- _OBJECTIF 1_
Réécrivez le passage de l'article sur Ali Farka Touré qui commence par « De son bilan, il » et va jusqu'à « lignes, est menacée. », en substituant « station de pompage » à « pompe à eau ».
- _OBJECTIF 2_
D'après l'article sur Ali Farka Touré, pour quel album a-t-il reçu un Grammy Award en 1994 ?
- _OBJECTIF 3_
En vous appuyant sur l'article sur Ali Farka Touré, expliquez pourquoi la pompe à eau était l'élément de son bilan dont il tirait la plus grande fierté.

- _EXTRAIT DE PAGE_
========================

Le puits aux génies – sur Voyageur d’Ali Farka Touré
Le 7 mars 2006 disparaissait Ali Farka Touré à l’âge de 66 ans. Considéré à juste titre comme l’un des musiciens les plus marquants du continent africain, Ali avait exercé plusieurs métiers avant de faire carrière : ambulancier, piroguier, chauffeur de taxi, mécanicien, technicien radio, cordonnier, cuisinier, tailleur, agriculteur… À la fin de sa vie, lui qui ne savait ni lire ni écrire, assumait les fonctions de maire de sa commune sahélienne de Niafunké proche de Tombouctou, sur la boucle du Niger.

De son bilan, il tirait la plus grande fierté d’une pompe à eau irriguant les rizières alentour qui assurait à ses administrés ce qu’il considérait comme la priorité absolue : l’autosuffisance alimentaire. En comparaison, et quoique sa contribution au bien être de sa communauté découlait en partie de sa réussite artistique, son Grammy Award obtenu en 1994 pour l’album Talkin’ Timbuktu, avec le guitariste américain Ry Cooder, lui semblait presque anecdotique. Moins recensé dans son panégyrique, un titre devrait pourtant lui être attribué aujourd’hui avant tous les autres, celui de symbole de cohésion d’un pays, le Mali, dont l’existence même à l’heure où s’écrivent ces lignes, est menacée.

========================

- _DONNÉES FOURNIES_
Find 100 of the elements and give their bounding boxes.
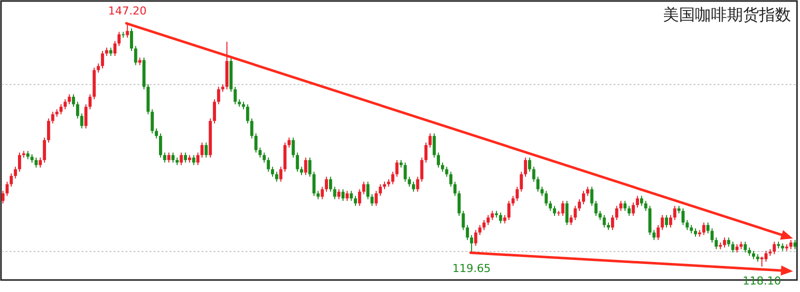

========================

- _RÉSULTAT 1_
De son bilan, il tirait la plus grande fierté d’une station de pompage irriguant les rizières alentour qui assurait à ses administrés ce qu’il considérait comme la priorité absolue : l’autosuffisance alimentaire. En comparaison, et quoique sa contribution au bien être de sa communauté découlait en partie de sa réussite artistique, son Grammy Award obtenu en 1994 pour l’album Talkin’ Timbuktu, avec le guitariste américain Ry Cooder, lui semblait presque anecdotique. Moins recensé dans son panégyrique, un titre devrait pourtant lui être attribué aujourd’hui avant tous les autres, celui de symbole de cohésion d’un pays, le Mali, dont l’existence même à l’heure où s’écrivent ces lignes, est menacée.

- _RÉSULTAT 2_
Pour l'album Talkin' Timbuktu, réalisé avec le guitariste américain Ry Cooder.

- _RÉSULTAT 3_
Cette pompe irriguait les rizières alentour. Elle assurait ainsi à ses administrés l'autosuffisance alimentaire, qu'il considérait comme la priorité absolue.